*What you will do:*
Each entry that follows is to be retyped exactly. Pictures do not belong in the copy.
● ● ● ● ● ● ●
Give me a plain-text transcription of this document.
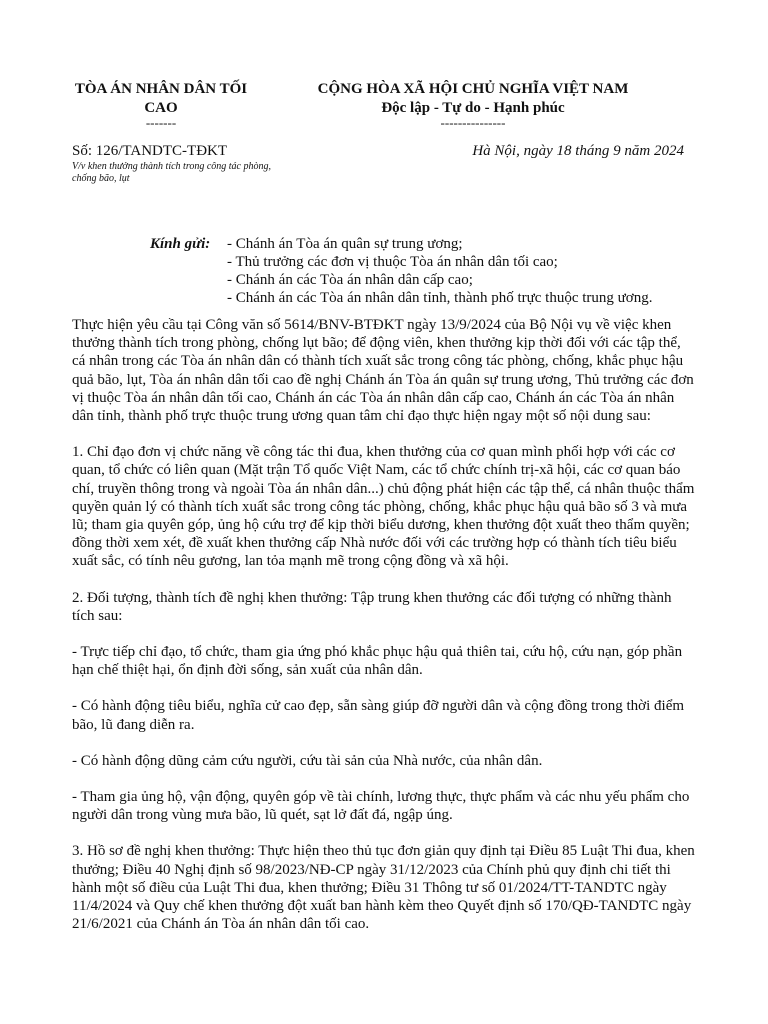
TÒA ÁN NHÂN DÂN TỐI
CAO
-------
CỘNG HÒA XÃ HỘI CHỦ NGHĨA VIỆT NAM
Độc lập - Tự do - Hạnh phúc
---------------
Số: 126/TANDTC-TĐKT
V/v khen thưởng thành tích trong công tác phòng, chống bão, lụt
Hà Nội, ngày 18 tháng 9 năm 2024
Kính gửi: - Chánh án Tòa án quân sự trung ương;
- Thủ trưởng các đơn vị thuộc Tòa án nhân dân tối cao;
- Chánh án các Tòa án nhân dân cấp cao;
- Chánh án các Tòa án nhân dân tỉnh, thành phố trực thuộc trung ương.

Thực hiện yêu cầu tại Công văn số 5614/BNV-BTĐKT ngày 13/9/2024 của Bộ Nội vụ về việc khen thưởng thành tích trong phòng, chống lụt bão; để động viên, khen thưởng kịp thời đối với các tập thể, cá nhân trong các Tòa án nhân dân có thành tích xuất sắc trong công tác phòng, chống, khắc phục hậu quả bão, lụt, Tòa án nhân dân tối cao đề nghị Chánh án Tòa án quân sự trung ương, Thủ trưởng các đơn vị thuộc Tòa án nhân dân tối cao, Chánh án các Tòa án nhân dân cấp cao, Chánh án các Tòa án nhân dân tỉnh, thành phố trực thuộc trung ương quan tâm chỉ đạo thực hiện ngay một số nội dung sau:

1. Chỉ đạo đơn vị chức năng về công tác thi đua, khen thưởng của cơ quan mình phối hợp với các cơ quan, tổ chức có liên quan (Mặt trận Tổ quốc Việt Nam, các tổ chức chính trị-xã hội, các cơ quan báo chí, truyền thông trong và ngoài Tòa án nhân dân...) chủ động phát hiện các tập thể, cá nhân thuộc thẩm quyền quản lý có thành tích xuất sắc trong công tác phòng, chống, khắc phục hậu quả bão số 3 và mưa lũ; tham gia quyên góp, ủng hộ cứu trợ để kịp thời biểu dương, khen thưởng đột xuất theo thẩm quyền; đồng thời xem xét, đề xuất khen thưởng cấp Nhà nước đối với các trường hợp có thành tích tiêu biểu xuất sắc, có tính nêu gương, lan tỏa mạnh mẽ trong cộng đồng và xã hội.

2. Đối tượng, thành tích đề nghị khen thưởng: Tập trung khen thưởng các đối tượng có những thành tích sau:

- Trực tiếp chỉ đạo, tổ chức, tham gia ứng phó khắc phục hậu quả thiên tai, cứu hộ, cứu nạn, góp phần hạn chế thiệt hại, ổn định đời sống, sản xuất của nhân dân.

- Có hành động tiêu biểu, nghĩa cử cao đẹp, sẵn sàng giúp đỡ người dân và cộng đồng trong thời điểm bão, lũ đang diễn ra.

- Có hành động dũng cảm cứu người, cứu tài sản của Nhà nước, của nhân dân.

- Tham gia ủng hộ, vận động, quyên góp về tài chính, lương thực, thực phẩm và các nhu yếu phẩm cho người dân trong vùng mưa bão, lũ quét, sạt lở đất đá, ngập úng.

3. Hồ sơ đề nghị khen thưởng: Thực hiện theo thủ tục đơn giản quy định tại Điều 85 Luật Thi đua, khen thưởng; Điều 40 Nghị định số 98/2023/NĐ-CP ngày 31/12/2023 của Chính phủ quy định chi tiết thi hành một số điều của Luật Thi đua, khen thưởng; Điều 31 Thông tư số 01/2024/TT-TANDTC ngày 11/4/2024 và Quy chế khen thưởng đột xuất ban hành kèm theo Quyết định số 170/QĐ-TANDTC ngày 21/6/2021 của Chánh án Tòa án nhân dân tối cao.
● ● ● ● ● ● ●
*Complete answer:*
Give me a plain-text transcription of this document.
TÒA ÁN NHÂN DÂN TỐI
CAO
-------
CỘNG HÒA XÃ HỘI CHỦ NGHĨA VIỆT NAM
Độc lập - Tự do - Hạnh phúc
---------------
Số: 126/TANDTC-TĐKT
V/v khen thưởng thành tích trong công tác phòng, chống bão, lụt
Hà Nội, ngày 18 tháng 9 năm 2024
Kính gửi: - Chánh án Tòa án quân sự trung ương;
- Thủ trưởng các đơn vị thuộc Tòa án nhân dân tối cao;
- Chánh án các Tòa án nhân dân cấp cao;
- Chánh án các Tòa án nhân dân tỉnh, thành phố trực thuộc trung ương.

Thực hiện yêu cầu tại Công văn số 5614/BNV-BTĐKT ngày 13/9/2024 của Bộ Nội vụ về việc khen thưởng thành tích trong phòng, chống lụt bão; để động viên, khen thưởng kịp thời đối với các tập thể, cá nhân trong các Tòa án nhân dân có thành tích xuất sắc trong công tác phòng, chống, khắc phục hậu quả bão, lụt, Tòa án nhân dân tối cao đề nghị Chánh án Tòa án quân sự trung ương, Thủ trưởng các đơn vị thuộc Tòa án nhân dân tối cao, Chánh án các Tòa án nhân dân cấp cao, Chánh án các Tòa án nhân dân tỉnh, thành phố trực thuộc trung ương quan tâm chỉ đạo thực hiện ngay một số nội dung sau:

1. Chỉ đạo đơn vị chức năng về công tác thi đua, khen thưởng của cơ quan mình phối hợp với các cơ quan, tổ chức có liên quan (Mặt trận Tổ quốc Việt Nam, các tổ chức chính trị-xã hội, các cơ quan báo chí, truyền thông trong và ngoài Tòa án nhân dân...) chủ động phát hiện các tập thể, cá nhân thuộc thẩm quyền quản lý có thành tích xuất sắc trong công tác phòng, chống, khắc phục hậu quả bão số 3 và mưa lũ; tham gia quyên góp, ủng hộ cứu trợ để kịp thời biểu dương, khen thưởng đột xuất theo thẩm quyền; đồng thời xem xét, đề xuất khen thưởng cấp Nhà nước đối với các trường hợp có thành tích tiêu biểu xuất sắc, có tính nêu gương, lan tỏa mạnh mẽ trong cộng đồng và xã hội.

2. Đối tượng, thành tích đề nghị khen thưởng: Tập trung khen thưởng các đối tượng có những thành tích sau:

- Trực tiếp chỉ đạo, tổ chức, tham gia ứng phó khắc phục hậu quả thiên tai, cứu hộ, cứu nạn, góp phần hạn chế thiệt hại, ổn định đời sống, sản xuất của nhân dân.

- Có hành động tiêu biểu, nghĩa cử cao đẹp, sẵn sàng giúp đỡ người dân và cộng đồng trong thời điểm bão, lũ đang diễn ra.

- Có hành động dũng cảm cứu người, cứu tài sản của Nhà nước, của nhân dân.

- Tham gia ủng hộ, vận động, quyên góp về tài chính, lương thực, thực phẩm và các nhu yếu phẩm cho người dân trong vùng mưa bão, lũ quét, sạt lở đất đá, ngập úng.

3. Hồ sơ đề nghị khen thưởng: Thực hiện theo thủ tục đơn giản quy định tại Điều 85 Luật Thi đua, khen thưởng; Điều 40 Nghị định số 98/2023/NĐ-CP ngày 31/12/2023 của Chính phủ quy định chi tiết thi hành một số điều của Luật Thi đua, khen thưởng; Điều 31 Thông tư số 01/2024/TT-TANDTC ngày 11/4/2024 và Quy chế khen thưởng đột xuất ban hành kèm theo Quyết định số 170/QĐ-TANDTC ngày 21/6/2021 của Chánh án Tòa án nhân dân tối cao.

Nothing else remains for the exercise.